Problem description ▸ Please lay out the records from the start through the line with "x-tick-label: 200 xyxy=(673,705,705,727)" as a numbered list, including both ends and omitting blank lines.

Spatial layout entries ▸
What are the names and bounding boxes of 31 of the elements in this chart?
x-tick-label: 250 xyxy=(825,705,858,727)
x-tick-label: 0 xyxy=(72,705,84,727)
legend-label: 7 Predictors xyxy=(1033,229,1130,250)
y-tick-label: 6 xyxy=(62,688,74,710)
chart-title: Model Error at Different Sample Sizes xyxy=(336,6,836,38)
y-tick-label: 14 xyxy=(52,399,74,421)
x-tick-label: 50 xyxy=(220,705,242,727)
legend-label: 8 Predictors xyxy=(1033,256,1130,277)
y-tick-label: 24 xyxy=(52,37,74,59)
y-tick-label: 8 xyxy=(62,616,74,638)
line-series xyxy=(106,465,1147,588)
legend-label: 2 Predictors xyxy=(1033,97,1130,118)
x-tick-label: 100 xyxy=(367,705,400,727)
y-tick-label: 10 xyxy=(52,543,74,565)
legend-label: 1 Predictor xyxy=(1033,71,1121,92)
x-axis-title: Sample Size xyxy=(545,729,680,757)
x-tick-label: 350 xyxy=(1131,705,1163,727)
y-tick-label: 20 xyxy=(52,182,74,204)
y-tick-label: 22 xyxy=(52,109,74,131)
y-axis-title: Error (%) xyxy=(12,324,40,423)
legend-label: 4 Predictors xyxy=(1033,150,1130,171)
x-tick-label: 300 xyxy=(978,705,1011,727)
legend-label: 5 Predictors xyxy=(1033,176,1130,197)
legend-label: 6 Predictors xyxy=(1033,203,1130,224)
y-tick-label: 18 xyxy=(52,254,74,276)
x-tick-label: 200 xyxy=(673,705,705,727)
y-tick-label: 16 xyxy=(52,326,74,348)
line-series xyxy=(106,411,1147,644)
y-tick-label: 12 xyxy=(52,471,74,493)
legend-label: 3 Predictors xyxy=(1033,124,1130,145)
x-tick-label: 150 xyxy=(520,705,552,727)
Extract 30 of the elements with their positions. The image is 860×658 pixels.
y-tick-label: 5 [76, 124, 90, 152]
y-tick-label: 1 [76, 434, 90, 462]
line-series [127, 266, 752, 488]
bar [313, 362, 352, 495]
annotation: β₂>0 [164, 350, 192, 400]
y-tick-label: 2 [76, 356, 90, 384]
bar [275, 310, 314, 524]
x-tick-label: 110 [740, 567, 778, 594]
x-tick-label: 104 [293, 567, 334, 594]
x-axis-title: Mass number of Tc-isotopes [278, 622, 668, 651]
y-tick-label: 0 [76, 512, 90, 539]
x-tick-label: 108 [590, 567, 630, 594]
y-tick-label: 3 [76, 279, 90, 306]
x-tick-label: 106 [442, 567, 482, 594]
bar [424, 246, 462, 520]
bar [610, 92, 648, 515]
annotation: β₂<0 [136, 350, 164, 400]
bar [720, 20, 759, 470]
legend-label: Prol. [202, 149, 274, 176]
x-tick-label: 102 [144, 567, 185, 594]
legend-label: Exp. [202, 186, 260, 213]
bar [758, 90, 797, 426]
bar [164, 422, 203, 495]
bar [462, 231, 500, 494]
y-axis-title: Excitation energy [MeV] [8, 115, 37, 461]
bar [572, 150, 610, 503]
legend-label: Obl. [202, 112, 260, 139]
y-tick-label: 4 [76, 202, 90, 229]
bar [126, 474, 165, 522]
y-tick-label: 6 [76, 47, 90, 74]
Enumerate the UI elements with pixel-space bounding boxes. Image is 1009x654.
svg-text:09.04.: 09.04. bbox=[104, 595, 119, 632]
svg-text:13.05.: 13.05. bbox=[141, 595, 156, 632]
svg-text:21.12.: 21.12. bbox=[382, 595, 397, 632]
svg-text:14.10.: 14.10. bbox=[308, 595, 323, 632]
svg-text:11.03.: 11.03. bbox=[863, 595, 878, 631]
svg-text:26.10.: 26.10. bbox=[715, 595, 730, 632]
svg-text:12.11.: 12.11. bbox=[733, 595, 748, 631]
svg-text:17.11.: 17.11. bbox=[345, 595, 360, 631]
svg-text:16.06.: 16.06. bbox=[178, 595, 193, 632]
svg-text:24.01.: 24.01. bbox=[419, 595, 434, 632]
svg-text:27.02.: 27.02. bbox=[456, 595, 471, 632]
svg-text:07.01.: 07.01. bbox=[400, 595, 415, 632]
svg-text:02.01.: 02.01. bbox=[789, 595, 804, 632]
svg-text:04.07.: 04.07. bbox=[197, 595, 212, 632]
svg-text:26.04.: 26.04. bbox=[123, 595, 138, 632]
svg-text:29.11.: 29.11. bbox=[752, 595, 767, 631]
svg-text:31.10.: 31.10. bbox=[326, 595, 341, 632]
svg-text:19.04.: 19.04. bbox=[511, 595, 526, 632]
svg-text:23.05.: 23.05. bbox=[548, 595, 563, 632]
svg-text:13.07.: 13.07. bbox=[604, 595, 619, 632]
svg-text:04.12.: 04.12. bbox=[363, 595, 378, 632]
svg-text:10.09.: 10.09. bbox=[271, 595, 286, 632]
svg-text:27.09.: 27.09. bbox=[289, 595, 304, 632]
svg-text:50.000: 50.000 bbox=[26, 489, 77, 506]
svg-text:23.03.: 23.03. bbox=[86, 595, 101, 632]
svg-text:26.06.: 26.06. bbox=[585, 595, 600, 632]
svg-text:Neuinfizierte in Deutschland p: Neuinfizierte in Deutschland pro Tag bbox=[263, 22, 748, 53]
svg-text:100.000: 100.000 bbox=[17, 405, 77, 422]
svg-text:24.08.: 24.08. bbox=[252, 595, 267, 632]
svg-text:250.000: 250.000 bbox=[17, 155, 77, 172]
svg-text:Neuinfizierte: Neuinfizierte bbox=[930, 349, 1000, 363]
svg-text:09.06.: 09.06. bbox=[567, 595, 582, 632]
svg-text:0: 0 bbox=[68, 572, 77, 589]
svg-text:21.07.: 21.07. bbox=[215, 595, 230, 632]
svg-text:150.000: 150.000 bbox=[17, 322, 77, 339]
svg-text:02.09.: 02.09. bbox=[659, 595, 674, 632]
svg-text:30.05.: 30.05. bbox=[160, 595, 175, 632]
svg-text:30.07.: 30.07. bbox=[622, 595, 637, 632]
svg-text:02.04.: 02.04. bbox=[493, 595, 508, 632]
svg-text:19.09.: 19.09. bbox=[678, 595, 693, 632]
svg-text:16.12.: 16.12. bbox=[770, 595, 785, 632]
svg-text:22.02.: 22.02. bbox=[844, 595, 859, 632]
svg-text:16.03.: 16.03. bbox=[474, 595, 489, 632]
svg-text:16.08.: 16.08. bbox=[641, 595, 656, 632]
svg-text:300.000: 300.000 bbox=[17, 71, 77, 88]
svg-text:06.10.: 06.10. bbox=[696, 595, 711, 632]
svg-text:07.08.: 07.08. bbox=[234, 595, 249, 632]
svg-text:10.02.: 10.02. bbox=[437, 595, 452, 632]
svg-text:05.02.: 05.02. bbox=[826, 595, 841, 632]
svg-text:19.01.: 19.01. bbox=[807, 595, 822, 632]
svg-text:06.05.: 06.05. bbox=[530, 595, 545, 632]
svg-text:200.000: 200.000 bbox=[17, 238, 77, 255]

Full response ▸
1. What are the names and bounding boxes of 31 of the elements in this chart?
2. x-tick-label: 250 xyxy=(825,705,858,727)
3. x-tick-label: 0 xyxy=(72,705,84,727)
4. legend-label: 7 Predictors xyxy=(1033,229,1130,250)
5. y-tick-label: 6 xyxy=(62,688,74,710)
6. chart-title: Model Error at Different Sample Sizes xyxy=(336,6,836,38)
7. y-tick-label: 14 xyxy=(52,399,74,421)
8. x-tick-label: 50 xyxy=(220,705,242,727)
9. legend-label: 8 Predictors xyxy=(1033,256,1130,277)
10. y-tick-label: 24 xyxy=(52,37,74,59)
11. y-tick-label: 8 xyxy=(62,616,74,638)
12. line-series xyxy=(106,465,1147,588)
13. legend-label: 2 Predictors xyxy=(1033,97,1130,118)
14. x-tick-label: 100 xyxy=(367,705,400,727)
15. y-tick-label: 10 xyxy=(52,543,74,565)
16. legend-label: 1 Predictor xyxy=(1033,71,1121,92)
17. x-axis-title: Sample Size xyxy=(545,729,680,757)
18. x-tick-label: 350 xyxy=(1131,705,1163,727)
19. y-tick-label: 20 xyxy=(52,182,74,204)
20. y-tick-label: 22 xyxy=(52,109,74,131)
21. y-axis-title: Error (%) xyxy=(12,324,40,423)
22. legend-label: 4 Predictors xyxy=(1033,150,1130,171)
23. x-tick-label: 300 xyxy=(978,705,1011,727)
24. legend-label: 5 Predictors xyxy=(1033,176,1130,197)
25. legend-label: 6 Predictors xyxy=(1033,203,1130,224)
26. y-tick-label: 18 xyxy=(52,254,74,276)
27. x-tick-label: 200 xyxy=(673,705,705,727)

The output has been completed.